### Task requirements
Return the whole listing exactly as it stands.

### Listing
┌────────

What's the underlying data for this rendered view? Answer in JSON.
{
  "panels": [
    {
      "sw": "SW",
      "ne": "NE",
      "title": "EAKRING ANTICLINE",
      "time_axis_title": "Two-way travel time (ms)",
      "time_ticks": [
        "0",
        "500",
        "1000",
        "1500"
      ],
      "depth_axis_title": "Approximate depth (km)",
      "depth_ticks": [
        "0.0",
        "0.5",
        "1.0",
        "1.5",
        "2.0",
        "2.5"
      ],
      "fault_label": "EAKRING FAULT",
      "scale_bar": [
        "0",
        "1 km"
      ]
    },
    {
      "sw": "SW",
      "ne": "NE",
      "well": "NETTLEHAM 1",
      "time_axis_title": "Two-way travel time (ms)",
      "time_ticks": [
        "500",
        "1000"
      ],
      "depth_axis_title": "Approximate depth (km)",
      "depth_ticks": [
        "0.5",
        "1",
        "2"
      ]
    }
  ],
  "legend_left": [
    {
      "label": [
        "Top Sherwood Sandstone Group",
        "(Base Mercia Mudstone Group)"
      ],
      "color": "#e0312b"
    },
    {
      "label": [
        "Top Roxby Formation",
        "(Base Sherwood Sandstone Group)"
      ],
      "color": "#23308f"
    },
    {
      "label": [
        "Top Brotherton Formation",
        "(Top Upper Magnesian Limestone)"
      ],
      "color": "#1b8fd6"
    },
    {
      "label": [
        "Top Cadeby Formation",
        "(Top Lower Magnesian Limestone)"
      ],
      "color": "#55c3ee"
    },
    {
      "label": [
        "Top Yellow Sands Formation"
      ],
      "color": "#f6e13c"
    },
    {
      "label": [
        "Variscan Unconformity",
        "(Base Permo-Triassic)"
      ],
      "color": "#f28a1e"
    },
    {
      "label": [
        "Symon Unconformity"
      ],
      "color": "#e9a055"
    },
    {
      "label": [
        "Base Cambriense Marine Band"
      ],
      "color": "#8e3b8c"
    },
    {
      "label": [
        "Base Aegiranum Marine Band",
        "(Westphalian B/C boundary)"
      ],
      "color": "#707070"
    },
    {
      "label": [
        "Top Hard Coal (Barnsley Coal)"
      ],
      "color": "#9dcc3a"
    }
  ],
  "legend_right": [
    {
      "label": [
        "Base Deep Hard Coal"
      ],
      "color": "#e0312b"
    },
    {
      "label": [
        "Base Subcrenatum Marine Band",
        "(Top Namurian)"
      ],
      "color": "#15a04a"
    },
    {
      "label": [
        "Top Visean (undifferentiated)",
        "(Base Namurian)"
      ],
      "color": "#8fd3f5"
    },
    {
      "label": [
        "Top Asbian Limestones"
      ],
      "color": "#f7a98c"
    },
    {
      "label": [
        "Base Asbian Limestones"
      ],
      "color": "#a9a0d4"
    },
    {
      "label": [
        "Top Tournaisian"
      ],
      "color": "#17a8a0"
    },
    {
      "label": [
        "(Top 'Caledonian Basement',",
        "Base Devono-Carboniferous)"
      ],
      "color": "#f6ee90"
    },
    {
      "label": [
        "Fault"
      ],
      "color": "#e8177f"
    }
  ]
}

└────────

### Answer to the task
What's the underlying data for this rendered view? Answer in JSON.
{
  "panels": [
    {
      "sw": "SW",
      "ne": "NE",
      "title": "EAKRING ANTICLINE",
      "time_axis_title": "Two-way travel time (ms)",
      "time_ticks": [
        "0",
        "500",
        "1000",
        "1500"
      ],
      "depth_axis_title": "Approximate depth (km)",
      "depth_ticks": [
        "0.0",
        "0.5",
        "1.0",
        "1.5",
        "2.0",
        "2.5"
      ],
      "fault_label": "EAKRING FAULT",
      "scale_bar": [
        "0",
        "1 km"
      ]
    },
    {
      "sw": "SW",
      "ne": "NE",
      "well": "NETTLEHAM 1",
      "time_axis_title": "Two-way travel time (ms)",
      "time_ticks": [
        "500",
        "1000"
      ],
      "depth_axis_title": "Approximate depth (km)",
      "depth_ticks": [
        "0.5",
        "1",
        "2"
      ]
    }
  ],
  "legend_left": [
    {
      "label": [
        "Top Sherwood Sandstone Group",
        "(Base Mercia Mudstone Group)"
      ],
      "color": "#e0312b"
    },
    {
      "label": [
        "Top Roxby Formation",
        "(Base Sherwood Sandstone Group)"
      ],
      "color": "#23308f"
    },
    {
      "label": [
        "Top Brotherton Formation",
        "(Top Upper Magnesian Limestone)"
      ],
      "color": "#1b8fd6"
    },
    {
      "label": [
        "Top Cadeby Formation",
        "(Top Lower Magnesian Limestone)"
      ],
      "color": "#55c3ee"
    },
    {
      "label": [
        "Top Yellow Sands Formation"
      ],
      "color": "#f6e13c"
    },
    {
      "label": [
        "Variscan Unconformity",
        "(Base Permo-Triassic)"
      ],
      "color": "#f28a1e"
    },
    {
      "label": [
        "Symon Unconformity"
      ],
      "color": "#e9a055"
    },
    {
      "label": [
        "Base Cambriense Marine Band"
      ],
      "color": "#8e3b8c"
    },
    {
      "label": [
        "Base Aegiranum Marine Band",
        "(Westphalian B/C boundary)"
      ],
      "color": "#707070"
    },
    {
      "label": [
        "Top Hard Coal (Barnsley Coal)"
      ],
      "color": "#9dcc3a"
    }
  ],
  "legend_right": [
    {
      "label": [
        "Base Deep Hard Coal"
      ],
      "color": "#e0312b"
    },
    {
      "label": [
        "Base Subcrenatum Marine Band",
        "(Top Namurian)"
      ],
      "color": "#15a04a"
    },
    {
      "label": [
        "Top Visean (undifferentiated)",
        "(Base Namurian)"
      ],
      "color": "#8fd3f5"
    },
    {
      "label": [
        "Top Asbian Limestones"
      ],
      "color": "#f7a98c"
    },
    {
      "label": [
        "Base Asbian Limestones"
      ],
      "color": "#a9a0d4"
    },
    {
      "label": [
        "Top Tournaisian"
      ],
      "color": "#17a8a0"
    },
    {
      "label": [
        "(Top 'Caledonian Basement',",
        "Base Devono-Carboniferous)"
      ],
      "color": "#f6ee90"
    },
    {
      "label": [
        "Fault"
      ],
      "color": "#e8177f"
    }
  ]
}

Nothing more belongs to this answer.